Request.
Among the entries, which lines carry the string "color"? Copy each of them.

--- begin Task data ---

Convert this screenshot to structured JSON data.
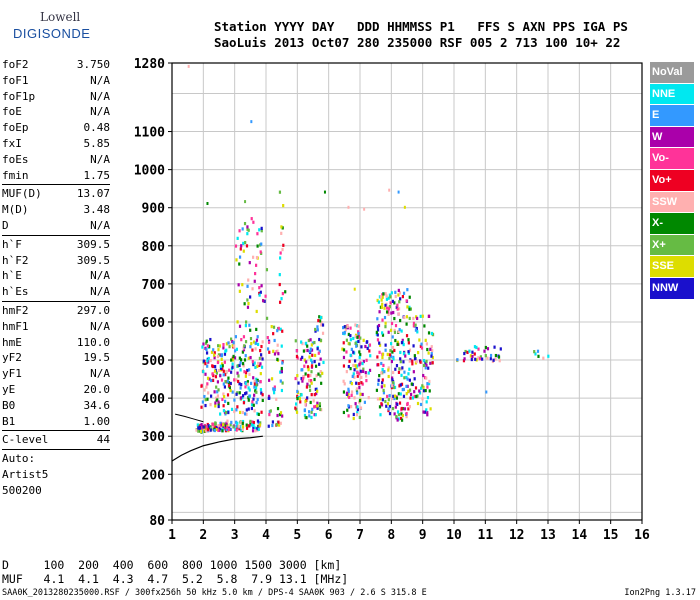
{
  "logo": {
    "top": "Lowell",
    "brand": "DIGISONDE"
  },
  "header": {
    "line1": "Station YYYY DAY   DDD HHMMSS P1   FFS S AXN PPS IGA PS",
    "line2": "SaoLuis 2013 Oct07 280 235000 RSF 005 2 713 100 10+ 22"
  },
  "params": {
    "group1": [
      {
        "label": "foF2",
        "value": "3.750"
      },
      {
        "label": "foF1",
        "value": "N/A"
      },
      {
        "label": "foF1p",
        "value": "N/A"
      },
      {
        "label": "foE",
        "value": "N/A"
      },
      {
        "label": "foEp",
        "value": "0.48"
      },
      {
        "label": "fxI",
        "value": "5.85"
      },
      {
        "label": "foEs",
        "value": "N/A"
      },
      {
        "label": "fmin",
        "value": "1.75"
      }
    ],
    "group2": [
      {
        "label": "MUF(D)",
        "value": "13.07"
      },
      {
        "label": "M(D)",
        "value": "3.48"
      },
      {
        "label": "D",
        "value": "N/A"
      }
    ],
    "group3": [
      {
        "label": "h`F",
        "value": "309.5"
      },
      {
        "label": "h`F2",
        "value": "309.5"
      },
      {
        "label": "h`E",
        "value": "N/A"
      },
      {
        "label": "h`Es",
        "value": "N/A"
      }
    ],
    "group4": [
      {
        "label": "hmF2",
        "value": "297.0"
      },
      {
        "label": "hmF1",
        "value": "N/A"
      },
      {
        "label": "hmE",
        "value": "110.0"
      },
      {
        "label": "yF2",
        "value": "19.5"
      },
      {
        "label": "yF1",
        "value": "N/A"
      },
      {
        "label": "yE",
        "value": "20.0"
      },
      {
        "label": "B0",
        "value": "34.6"
      },
      {
        "label": "B1",
        "value": "1.00"
      }
    ],
    "clevel": {
      "label": "C-level",
      "value": "44"
    },
    "auto": [
      "Auto:",
      "Artist5",
      "500200"
    ]
  },
  "legend": [
    {
      "label": "NoVal",
      "color": "#9a9a9a"
    },
    {
      "label": "NNE",
      "color": "#00e8f0"
    },
    {
      "label": "E",
      "color": "#3399ff"
    },
    {
      "label": "W",
      "color": "#aa00aa"
    },
    {
      "label": "Vo-",
      "color": "#ff3399"
    },
    {
      "label": "Vo+",
      "color": "#ee0022"
    },
    {
      "label": "SSW",
      "color": "#ffb0b0"
    },
    {
      "label": "X-",
      "color": "#008800"
    },
    {
      "label": "X+",
      "color": "#66bb44"
    },
    {
      "label": "SSE",
      "color": "#dddd00"
    },
    {
      "label": "NNW",
      "color": "#1a10cc"
    }
  ],
  "chart_data": {
    "type": "scatter",
    "xlim": [
      1,
      16
    ],
    "ylim": [
      80,
      1280
    ],
    "xticks": [
      "1",
      "2",
      "3",
      "4",
      "5",
      "6",
      "7",
      "8",
      "9",
      "10",
      "11",
      "12",
      "13",
      "14",
      "15",
      "16"
    ],
    "yticks": [
      {
        "value": 80,
        "label": "80"
      },
      {
        "value": 200,
        "label": "200"
      },
      {
        "value": 300,
        "label": "300"
      },
      {
        "value": 400,
        "label": "400"
      },
      {
        "value": 500,
        "label": "500"
      },
      {
        "value": 600,
        "label": "600"
      },
      {
        "value": 700,
        "label": "700"
      },
      {
        "value": 800,
        "label": "800"
      },
      {
        "value": 900,
        "label": "900"
      },
      {
        "value": 1000,
        "label": "1000"
      },
      {
        "value": 1100,
        "label": "1100"
      },
      {
        "value": 1280,
        "label": "1280"
      }
    ],
    "ylines": [
      80,
      100,
      200,
      300,
      400,
      500,
      600,
      700,
      800,
      900,
      1000,
      1100,
      1200,
      1280
    ],
    "grid": true,
    "clusters": [
      {
        "x0": 1.75,
        "x1": 2.2,
        "y0": 315,
        "y1": 335,
        "n": 60
      },
      {
        "x0": 2.2,
        "x1": 2.7,
        "y0": 318,
        "y1": 340,
        "n": 50
      },
      {
        "x0": 2.7,
        "x1": 3.8,
        "y0": 318,
        "y1": 345,
        "n": 60
      },
      {
        "x0": 1.9,
        "x1": 2.5,
        "y0": 380,
        "y1": 560,
        "n": 80
      },
      {
        "x0": 2.5,
        "x1": 3.9,
        "y0": 360,
        "y1": 560,
        "n": 200
      },
      {
        "x0": 3.0,
        "x1": 4.0,
        "y0": 560,
        "y1": 880,
        "n": 70
      },
      {
        "x0": 4.0,
        "x1": 4.5,
        "y0": 330,
        "y1": 600,
        "n": 60
      },
      {
        "x0": 4.4,
        "x1": 4.6,
        "y0": 600,
        "y1": 950,
        "n": 15
      },
      {
        "x0": 4.9,
        "x1": 5.5,
        "y0": 350,
        "y1": 560,
        "n": 90
      },
      {
        "x0": 5.5,
        "x1": 5.8,
        "y0": 360,
        "y1": 620,
        "n": 50
      },
      {
        "x0": 6.4,
        "x1": 7.0,
        "y0": 350,
        "y1": 600,
        "n": 110
      },
      {
        "x0": 6.9,
        "x1": 7.3,
        "y0": 380,
        "y1": 560,
        "n": 30
      },
      {
        "x0": 7.5,
        "x1": 8.6,
        "y0": 345,
        "y1": 690,
        "n": 250
      },
      {
        "x0": 8.6,
        "x1": 9.3,
        "y0": 360,
        "y1": 620,
        "n": 90
      },
      {
        "x0": 10.0,
        "x1": 11.5,
        "y0": 500,
        "y1": 540,
        "n": 40
      },
      {
        "x0": 12.5,
        "x1": 13.0,
        "y0": 505,
        "y1": 530,
        "n": 6
      }
    ],
    "sparse": [
      {
        "x": 1.5,
        "y": 1275
      },
      {
        "x": 2.1,
        "y": 915
      },
      {
        "x": 3.5,
        "y": 1130
      },
      {
        "x": 3.3,
        "y": 920
      },
      {
        "x": 5.85,
        "y": 945
      },
      {
        "x": 6.8,
        "y": 690
      },
      {
        "x": 7.1,
        "y": 900
      },
      {
        "x": 7.9,
        "y": 950
      },
      {
        "x": 8.2,
        "y": 945
      },
      {
        "x": 8.4,
        "y": 905
      },
      {
        "x": 6.6,
        "y": 905
      },
      {
        "x": 11.0,
        "y": 420
      }
    ],
    "trace": [
      [
        1.0,
        235
      ],
      [
        1.3,
        250
      ],
      [
        1.6,
        262
      ],
      [
        2.0,
        275
      ],
      [
        2.5,
        285
      ],
      [
        3.0,
        293
      ],
      [
        3.5,
        296
      ],
      [
        3.9,
        300
      ]
    ],
    "trace2": [
      [
        1.1,
        358
      ],
      [
        1.4,
        352
      ],
      [
        1.7,
        345
      ],
      [
        2.0,
        338
      ]
    ]
  },
  "bottom": {
    "line1": "D     100  200  400  600  800 1000 1500 3000 [km]",
    "line2": "MUF   4.1  4.1  4.3  4.7  5.2  5.8  7.9 13.1 [MHz]"
  },
  "footer": {
    "left": "SAA0K_2013280235000.RSF / 300fx256h 50 kHz 5.0 km / DPS-4 SAA0K 903 / 2.6 S 315.8 E",
    "right": "Ion2Png 1.3.17"
  }
}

--- end Task data ---

Solution to the problem.
      "color": "#9a9a9a"
      "color": "#00e8f0"
      "color": "#3399ff"
      "color": "#aa00aa"
      "color": "#ff3399"
      "color": "#ee0022"
      "color": "#ffb0b0"
      "color": "#008800"
      "color": "#66bb44"
      "color": "#dddd00"
      "color": "#1a10cc"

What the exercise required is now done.